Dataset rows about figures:
——————
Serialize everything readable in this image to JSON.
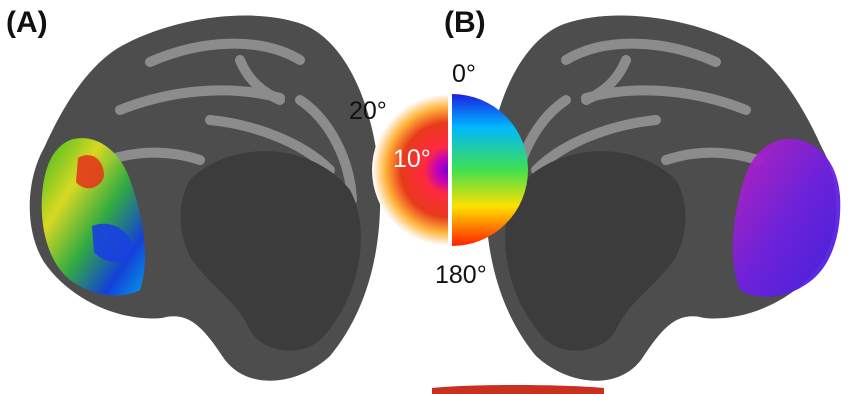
{
  "panels": {
    "a": {
      "label": "(A)"
    },
    "b": {
      "label": "(B)"
    }
  },
  "legend": {
    "eccentricity": {
      "outer_label": "20°",
      "inner_label": "10°"
    },
    "polar_angle": {
      "top_label": "0°",
      "bottom_label": "180°"
    }
  },
  "colors": {
    "brain_dark": "#4a4a4a",
    "brain_light": "#8c8c8c",
    "eccentricity_gradient": [
      "#7a00c8",
      "#ff2a40",
      "#e83a1a",
      "#ffd53a",
      "#ffffff"
    ],
    "polar_gradient": [
      "#1a20e0",
      "#00b8ff",
      "#40e050",
      "#ffe000",
      "#ff2000"
    ]
  },
  "icons": {
    "left_hemisphere": "inflated-cortex-medial-left",
    "right_hemisphere": "inflated-cortex-medial-right",
    "legend": "retinotopy-color-wheel"
  }
}
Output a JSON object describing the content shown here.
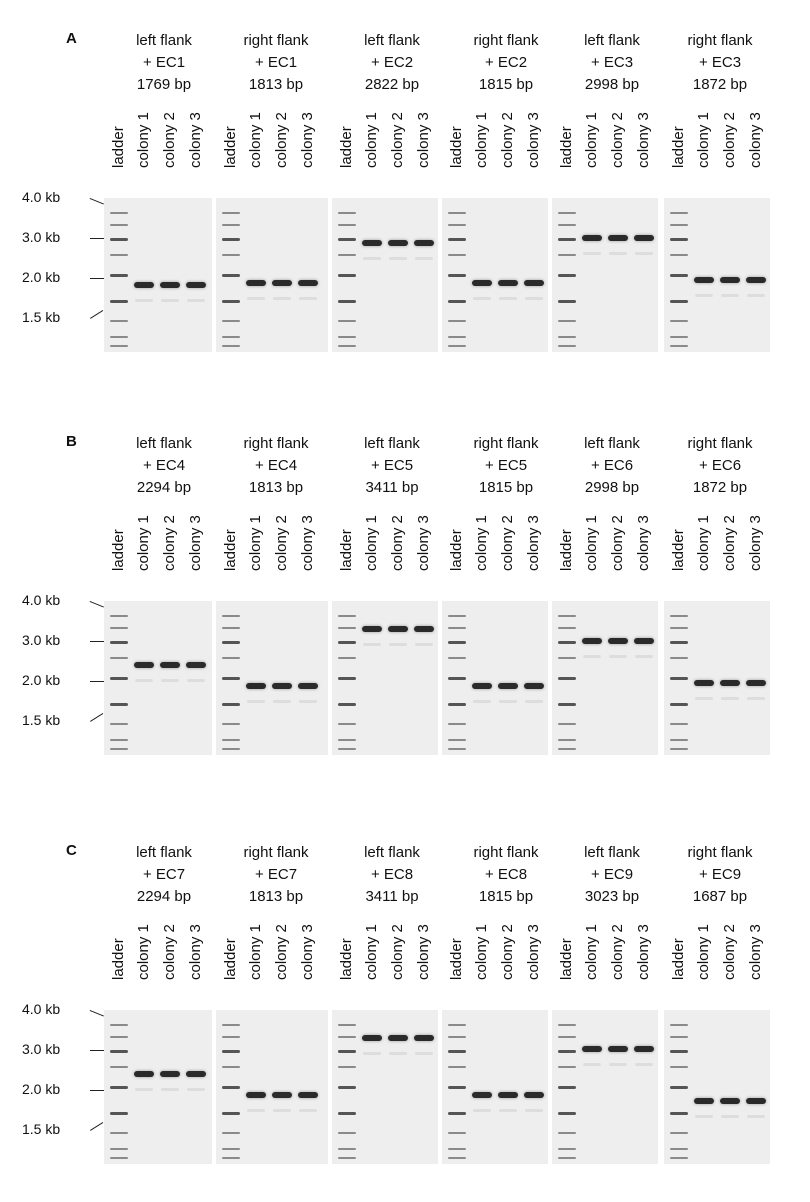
{
  "lane_labels": [
    "ladder",
    "colony 1",
    "colony 2",
    "colony 3"
  ],
  "ladder_marks": [
    "4.0 kb",
    "3.0 kb",
    "2.0 kb",
    "1.5 kb"
  ],
  "panels": [
    {
      "letter": "A",
      "gels": [
        {
          "flank": "left flank",
          "ec": "+ EC1",
          "size": "1769 bp",
          "kb": 1.769
        },
        {
          "flank": "right flank",
          "ec": "+ EC1",
          "size": "1813 bp",
          "kb": 1.813
        },
        {
          "flank": "left flank",
          "ec": "+ EC2",
          "size": "2822 bp",
          "kb": 2.822
        },
        {
          "flank": "right flank",
          "ec": "+ EC2",
          "size": "1815 bp",
          "kb": 1.815
        },
        {
          "flank": "left flank",
          "ec": "+ EC3",
          "size": "2998 bp",
          "kb": 2.998
        },
        {
          "flank": "right flank",
          "ec": "+ EC3",
          "size": "1872 bp",
          "kb": 1.872
        }
      ]
    },
    {
      "letter": "B",
      "gels": [
        {
          "flank": "left flank",
          "ec": "+ EC4",
          "size": "2294 bp",
          "kb": 2.294
        },
        {
          "flank": "right flank",
          "ec": "+ EC4",
          "size": "1813 bp",
          "kb": 1.813
        },
        {
          "flank": "left flank",
          "ec": "+ EC5",
          "size": "3411 bp",
          "kb": 3.411
        },
        {
          "flank": "right flank",
          "ec": "+ EC5",
          "size": "1815 bp",
          "kb": 1.815
        },
        {
          "flank": "left flank",
          "ec": "+ EC6",
          "size": "2998 bp",
          "kb": 2.998
        },
        {
          "flank": "right flank",
          "ec": "+ EC6",
          "size": "1872 bp",
          "kb": 1.872
        }
      ]
    },
    {
      "letter": "C",
      "gels": [
        {
          "flank": "left flank",
          "ec": "+ EC7",
          "size": "2294 bp",
          "kb": 2.294
        },
        {
          "flank": "right flank",
          "ec": "+ EC7",
          "size": "1813 bp",
          "kb": 1.813
        },
        {
          "flank": "left flank",
          "ec": "+ EC8",
          "size": "3411 bp",
          "kb": 3.411
        },
        {
          "flank": "right flank",
          "ec": "+ EC8",
          "size": "1815 bp",
          "kb": 1.815
        },
        {
          "flank": "left flank",
          "ec": "+ EC9",
          "size": "3023 bp",
          "kb": 3.023
        },
        {
          "flank": "right flank",
          "ec": "+ EC9",
          "size": "1687 bp",
          "kb": 1.687
        }
      ]
    }
  ]
}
——————
• [Exercise task] Print each record exactly as it stands, leaving the images out.

• [Result]
Serialize everything readable in this image to JSON.
{
  "panels": {
    "a": {
      "label": "(A)"
    },
    "b": {
      "label": "(B)"
    }
  },
  "legend": {
    "eccentricity": {
      "outer_label": "20°",
      "inner_label": "10°"
    },
    "polar_angle": {
      "top_label": "0°",
      "bottom_label": "180°"
    }
  },
  "colors": {
    "brain_dark": "#4a4a4a",
    "brain_light": "#8c8c8c",
    "eccentricity_gradient": [
      "#7a00c8",
      "#ff2a40",
      "#e83a1a",
      "#ffd53a",
      "#ffffff"
    ],
    "polar_gradient": [
      "#1a20e0",
      "#00b8ff",
      "#40e050",
      "#ffe000",
      "#ff2000"
    ]
  },
  "icons": {
    "left_hemisphere": "inflated-cortex-medial-left",
    "right_hemisphere": "inflated-cortex-medial-right",
    "legend": "retinotopy-color-wheel"
  }
}
Output a JSON object describing the content shown here.
{
  "lane_labels": [
    "ladder",
    "colony 1",
    "colony 2",
    "colony 3"
  ],
  "ladder_marks": [
    "4.0 kb",
    "3.0 kb",
    "2.0 kb",
    "1.5 kb"
  ],
  "panels": [
    {
      "letter": "A",
      "gels": [
        {
          "flank": "left flank",
          "ec": "+ EC1",
          "size": "1769 bp",
          "kb": 1.769
        },
        {
          "flank": "right flank",
          "ec": "+ EC1",
          "size": "1813 bp",
          "kb": 1.813
        },
        {
          "flank": "left flank",
          "ec": "+ EC2",
          "size": "2822 bp",
          "kb": 2.822
        },
        {
          "flank": "right flank",
          "ec": "+ EC2",
          "size": "1815 bp",
          "kb": 1.815
        },
        {
          "flank": "left flank",
          "ec": "+ EC3",
          "size": "2998 bp",
          "kb": 2.998
        },
        {
          "flank": "right flank",
          "ec": "+ EC3",
          "size": "1872 bp",
          "kb": 1.872
        }
      ]
    },
    {
      "letter": "B",
      "gels": [
        {
          "flank": "left flank",
          "ec": "+ EC4",
          "size": "2294 bp",
          "kb": 2.294
        },
        {
          "flank": "right flank",
          "ec": "+ EC4",
          "size": "1813 bp",
          "kb": 1.813
        },
        {
          "flank": "left flank",
          "ec": "+ EC5",
          "size": "3411 bp",
          "kb": 3.411
        },
        {
          "flank": "right flank",
          "ec": "+ EC5",
          "size": "1815 bp",
          "kb": 1.815
        },
        {
          "flank": "left flank",
          "ec": "+ EC6",
          "size": "2998 bp",
          "kb": 2.998
        },
        {
          "flank": "right flank",
          "ec": "+ EC6",
          "size": "1872 bp",
          "kb": 1.872
        }
      ]
    },
    {
      "letter": "C",
      "gels": [
        {
          "flank": "left flank",
          "ec": "+ EC7",
          "size": "2294 bp",
          "kb": 2.294
        },
        {
          "flank": "right flank",
          "ec": "+ EC7",
          "size": "1813 bp",
          "kb": 1.813
        },
        {
          "flank": "left flank",
          "ec": "+ EC8",
          "size": "3411 bp",
          "kb": 3.411
        },
        {
          "flank": "right flank",
          "ec": "+ EC8",
          "size": "1815 bp",
          "kb": 1.815
        },
        {
          "flank": "left flank",
          "ec": "+ EC9",
          "size": "3023 bp",
          "kb": 3.023
        },
        {
          "flank": "right flank",
          "ec": "+ EC9",
          "size": "1687 bp",
          "kb": 1.687
        }
      ]
    }
  ]
}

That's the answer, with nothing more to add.